■ SET PROBLEM 1 ■
Transcribe the passage of the memorandum between "Based on the" and "to Father Bzdyra.", inclusive.
■ SET PROBLEM 2 ■
According to the memorandum, why did the plaintiff not follow the instruction to contact Connecticut's Department of Children and Families about one of the students? Answer in one to three sentences.

---------- DOCUMENT SECTION ----------

Opinion
No. CV 06 5002874S
March 11, 2009
MEMORANDUM OF DECISION ON MOTION TO DISMISS
The defendants, Archdiocese of Hartford and Rev. Stephen Bzdyra, have moved to dismiss this action on the grounds that the Free Exercise Clause of the First Amendment to the United States Constitution bars this court from adjudicating this dispute, and, therefore the court lacks jurisdiction.
Facts
The complaint alleges that the plaintiff served for seventeen years as the principal of St. Hedwig school, a parochial school in Naugatuck, Connecticut, run by the defendant Archdiocese. In 2003 several seventh-and eighth-grade female students complained about sexual remarks made by the defendant Bzdyra. Defendant Bzdyra instructed the plaintiff to contact Connecticut's Department of Children and Families concerning one of the students who complained. The plaintiff saw this instruction as retaliation against the student and her mother for good faith reporting of their concerns about defendant Bzdyra and did not follow the instruction.
Thereafter in August of 2004, the defendant Bzdyra told the plaintiff that he was concerned about her performance as principal of the school and wanted to address her shortcomings and wanted to meet with her to address those issues. However, the defendant Bzdyra refused to meet with the plaintiff to discuss her alleged shortcomings. In November of 2004 Bzdyra accused the plaintiff of not "standing up for him" in the October 2003 incident involving his unwanted sexual comments to the eighth-grade female students. During that same conversation he requested that the plaintiff resign. Defendant Bzdyra promised the plaintiff that she would have a teaching position for the following year if she resigned as principal. The plaintiff refused to resign as principal, her contract as principal was not renewed and she was not offered a teaching position for the following year.
Based on the foregoing the plaintiff brought this action alleging breach of implied contract, breach of implied covenant of good faith, promissory estoppel, wrongful termination and negligent infliction of emotional distress as to the Archdiocese and tortious interference with business expectancies as to Father Bzdyra.

---------- RAW DATA ----------

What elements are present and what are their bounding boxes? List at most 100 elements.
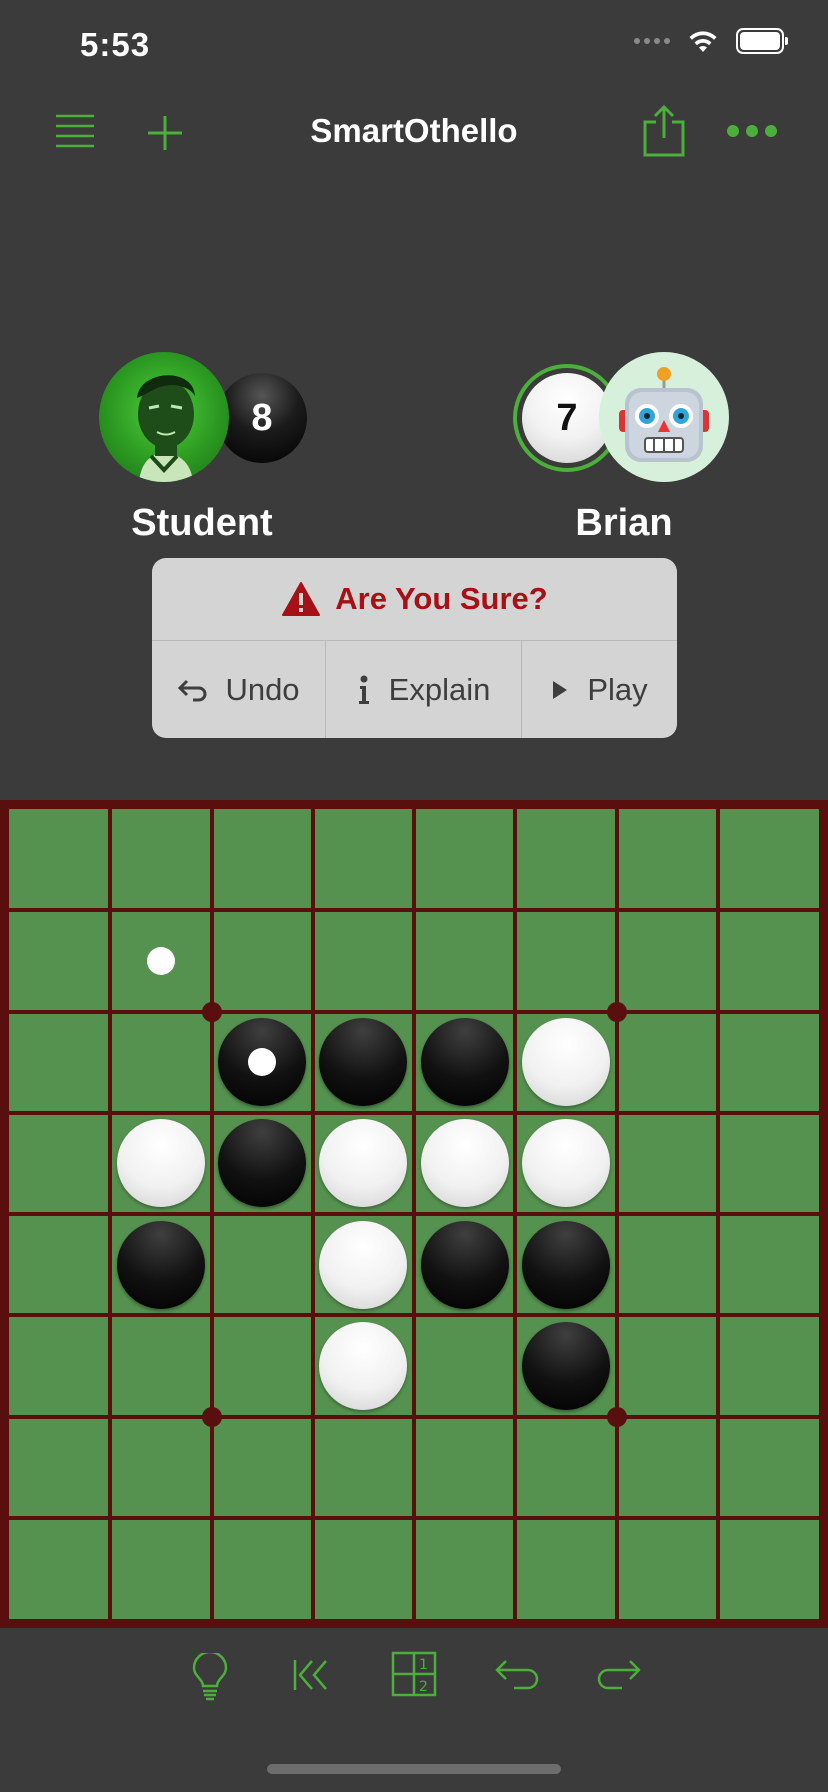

----------

■ FINISHED ANSWER 1 ■
Based on the foregoing the plaintiff brought this action alleging breach of implied contract, breach of implied covenant of good faith, promissory estoppel, wrongful termination and negligent infliction of emotional distress as to the Archdiocese and tortious interference with business expectancies as to Father Bzdyra.

■ FINISHED ANSWER 2 ■
The plaintiff saw the instruction as retaliation against the student and her mother for reporting their concerns about defendant Bzdyra in good faith. For that reason, she did not follow it.